Make a verbatim copy of the entries below; pictures stay out.

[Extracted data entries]
==*==
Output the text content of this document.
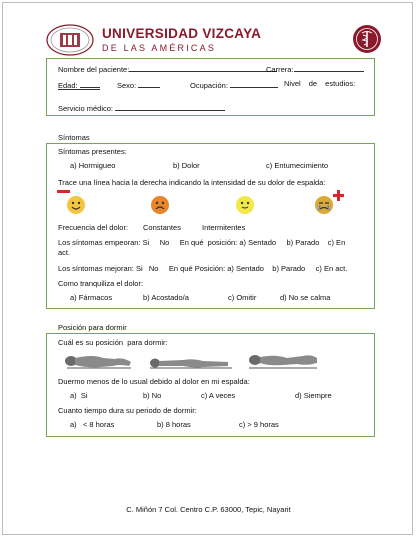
UNIVERSIDAD VIZCAYA
DE LAS AMÉRICAS
Nombre del paciente:	Carrera:
Edad:	Sexo:	Ocupación:	Nivel de estudios:
Servicio médico:
Síntomas
Síntomas presentes:
a) Hormigueo	b) Dolor	c) Entumecimiento
Trace una línea hacia la derecha indicando la intensidad de su dolor de espalda:
Frecuencia del dolor: Constantes	Intermitentes
Los síntomas empeoran: Si     No     En qué  posición: a) Sentado     b) Parado    c) En
act.
Los síntomas mejoran: Si   No     En qué Posición: a) Sentado    b) Parado     c) En act.
Como tranquiliza el dolor:
a) Fármacos	b) Acostado/a	c) Omitir	d) No se calma
Posición para dormir
Cuál es su posición  para dormir:
Duermo menos de lo usual debido al dolor en mi espalda:
a)  Si	b) No	c) A veces	d) Siempre
Cuanto tiempo dura su periodo de dormir:
a)   < 8 horas	b) 8 horas	c) > 9 horas
C. Miñón 7 Col. Centro C.P. 63000, Tepic, Nayarit
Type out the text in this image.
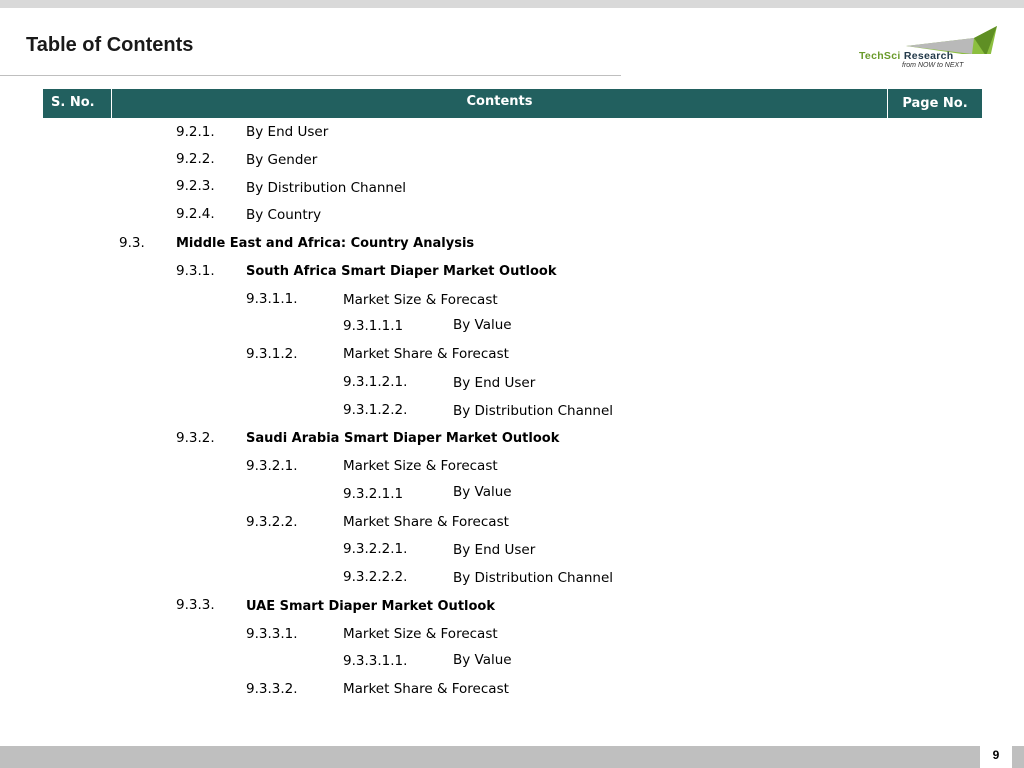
Table of Contents	TechSci Research
from NOW to NEXT
S. No.	Contents	Page No.
9.2.1. By End User
9.2.2. By Gender
9.2.3. By Distribution Channel
9.2.4. By Country
9.3. Middle East and Africa: Country Analysis
9.3.1. South Africa Smart Diaper Market Outlook
9.3.1.1.	Market Size & Forecast
9.3.1.1.1	By Value
9.3.1.2.	Market Share & Forecast
9.3.1.2.1.	By End User
9.3.1.2.2.	By Distribution Channel
9.3.2. Saudi Arabia Smart Diaper Market Outlook
9.3.2.1.	Market Size & Forecast
9.3.2.1.1	By Value
9.3.2.2.	Market Share & Forecast
9.3.2.2.1.	By End User
9.3.2.2.2.	By Distribution Channel
9.3.3. UAE Smart Diaper Market Outlook
9.3.3.1.	Market Size & Forecast
9.3.3.1.1.	By Value
9.3.3.2.	Market Share & Forecast
9
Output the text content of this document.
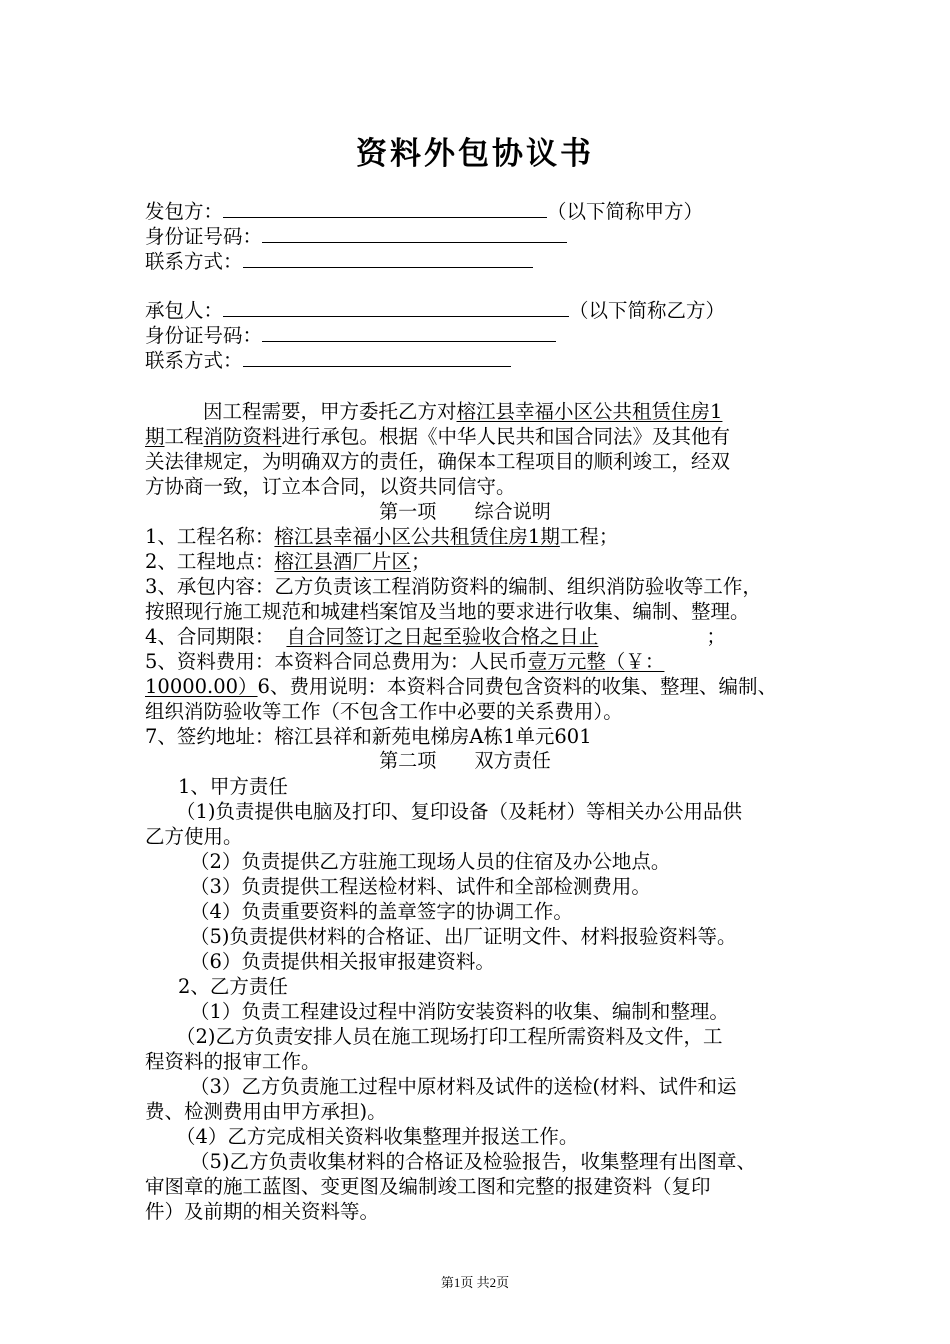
资料外包协议书
发包方：	（以下简称甲方）
身份证号码：
联系方式：
承包人：	（以下简称乙方）
身份证号码：
联系方式：
因工程需要，甲方委托乙方对榕江县幸福小区公共租赁住房1
期工程消防资料进行承包。根据《中华人民共和国合同法》及其他有
关法律规定，为明确双方的责任，确保本工程项目的顺利竣工，经双
方协商一致，订立本合同，以资共同信守。
第一项　　综合说明
1、工程名称：榕江县幸福小区公共租赁住房1期工程；
2、工程地点：榕江县酒厂片区；
3、承包内容：乙方负责该工程消防资料的编制、组织消防验收等工作，
按照现行施工规范和城建档案馆及当地的要求进行收集、编制、整理。
4、合同期限： 自合同签订之日起至验收合格之日止	；
5、资料费用：本资料合同总费用为：人民币壹万元整（￥：
10000.00）6、费用说明：本资料合同费包含资料的收集、整理、编制、
组织消防验收等工作（不包含工作中必要的关系费用）。
7、签约地址：榕江县祥和新苑电梯房A栋1单元601
第二项　　双方责任
1、甲方责任
（1)负责提供电脑及打印、复印设备（及耗材）等相关办公用品供
乙方使用。
（2）负责提供乙方驻施工现场人员的住宿及办公地点。
（3）负责提供工程送检材料、试件和全部检测费用。
（4）负责重要资料的盖章签字的协调工作。
（5)负责提供材料的合格证、出厂证明文件、材料报验资料等。
（6）负责提供相关报审报建资料。
2、乙方责任
（1）负责工程建设过程中消防安装资料的收集、编制和整理。
（2)乙方负责安排人员在施工现场打印工程所需资料及文件，工
程资料的报审工作。
（3）乙方负责施工过程中原材料及试件的送检(材料、试件和运
费、检测费用由甲方承担)。
（4）乙方完成相关资料收集整理并报送工作。
（5)乙方负责收集材料的合格证及检验报告，收集整理有出图章、
审图章的施工蓝图、变更图及编制竣工图和完整的报建资料（复印
件）及前期的相关资料等。
第1页 共2页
==*==
Complete output:
Output the text content of this document.
UNIVERSIDAD VIZCAYA
DE LAS AMÉRICAS
Nombre del paciente:	Carrera:
Edad:	Sexo:	Ocupación:	Nivel de estudios:
Servicio médico:
Síntomas
Síntomas presentes:
a) Hormigueo	b) Dolor	c) Entumecimiento
Trace una línea hacia la derecha indicando la intensidad de su dolor de espalda:
Frecuencia del dolor: Constantes	Intermitentes
Los síntomas empeoran: Si     No     En qué  posición: a) Sentado     b) Parado    c) En
act.
Los síntomas mejoran: Si   No     En qué Posición: a) Sentado    b) Parado     c) En act.
Como tranquiliza el dolor:
a) Fármacos	b) Acostado/a	c) Omitir	d) No se calma
Posición para dormir
Cuál es su posición  para dormir:
Duermo menos de lo usual debido al dolor en mi espalda:
a)  Si	b) No	c) A veces	d) Siempre
Cuanto tiempo dura su periodo de dormir:
a)   < 8 horas	b) 8 horas	c) > 9 horas
C. Miñón 7 Col. Centro C.P. 63000, Tepic, Nayarit
Type out the text in this image.
Table of Contents	TechSci Research
from NOW to NEXT
S. No.	Contents	Page No.
9.2.1. By End User
9.2.2. By Gender
9.2.3. By Distribution Channel
9.2.4. By Country
9.3. Middle East and Africa: Country Analysis
9.3.1. South Africa Smart Diaper Market Outlook
9.3.1.1.	Market Size & Forecast
9.3.1.1.1	By Value
9.3.1.2.	Market Share & Forecast
9.3.1.2.1.	By End User
9.3.1.2.2.	By Distribution Channel
9.3.2. Saudi Arabia Smart Diaper Market Outlook
9.3.2.1.	Market Size & Forecast
9.3.2.1.1	By Value
9.3.2.2.	Market Share & Forecast
9.3.2.2.1.	By End User
9.3.2.2.2.	By Distribution Channel
9.3.3. UAE Smart Diaper Market Outlook
9.3.3.1.	Market Size & Forecast
9.3.3.1.1.	By Value
9.3.3.2.	Market Share & Forecast
9
Output the text content of this document.
资料外包协议书
发包方：	（以下简称甲方）
身份证号码：
联系方式：
承包人：	（以下简称乙方）
身份证号码：
联系方式：
因工程需要，甲方委托乙方对榕江县幸福小区公共租赁住房1
期工程消防资料进行承包。根据《中华人民共和国合同法》及其他有
关法律规定，为明确双方的责任，确保本工程项目的顺利竣工，经双
方协商一致，订立本合同，以资共同信守。
第一项　　综合说明
1、工程名称：榕江县幸福小区公共租赁住房1期工程；
2、工程地点：榕江县酒厂片区；
3、承包内容：乙方负责该工程消防资料的编制、组织消防验收等工作，
按照现行施工规范和城建档案馆及当地的要求进行收集、编制、整理。
4、合同期限： 自合同签订之日起至验收合格之日止	；
5、资料费用：本资料合同总费用为：人民币壹万元整（￥：
10000.00）6、费用说明：本资料合同费包含资料的收集、整理、编制、
组织消防验收等工作（不包含工作中必要的关系费用）。
7、签约地址：榕江县祥和新苑电梯房A栋1单元601
第二项　　双方责任
1、甲方责任
（1)负责提供电脑及打印、复印设备（及耗材）等相关办公用品供
乙方使用。
（2）负责提供乙方驻施工现场人员的住宿及办公地点。
（3）负责提供工程送检材料、试件和全部检测费用。
（4）负责重要资料的盖章签字的协调工作。
（5)负责提供材料的合格证、出厂证明文件、材料报验资料等。
（6）负责提供相关报审报建资料。
2、乙方责任
（1）负责工程建设过程中消防安装资料的收集、编制和整理。
（2)乙方负责安排人员在施工现场打印工程所需资料及文件，工
程资料的报审工作。
（3）乙方负责施工过程中原材料及试件的送检(材料、试件和运
费、检测费用由甲方承担)。
（4）乙方完成相关资料收集整理并报送工作。
（5)乙方负责收集材料的合格证及检验报告，收集整理有出图章、
审图章的施工蓝图、变更图及编制竣工图和完整的报建资料（复印
件）及前期的相关资料等。
第1页 共2页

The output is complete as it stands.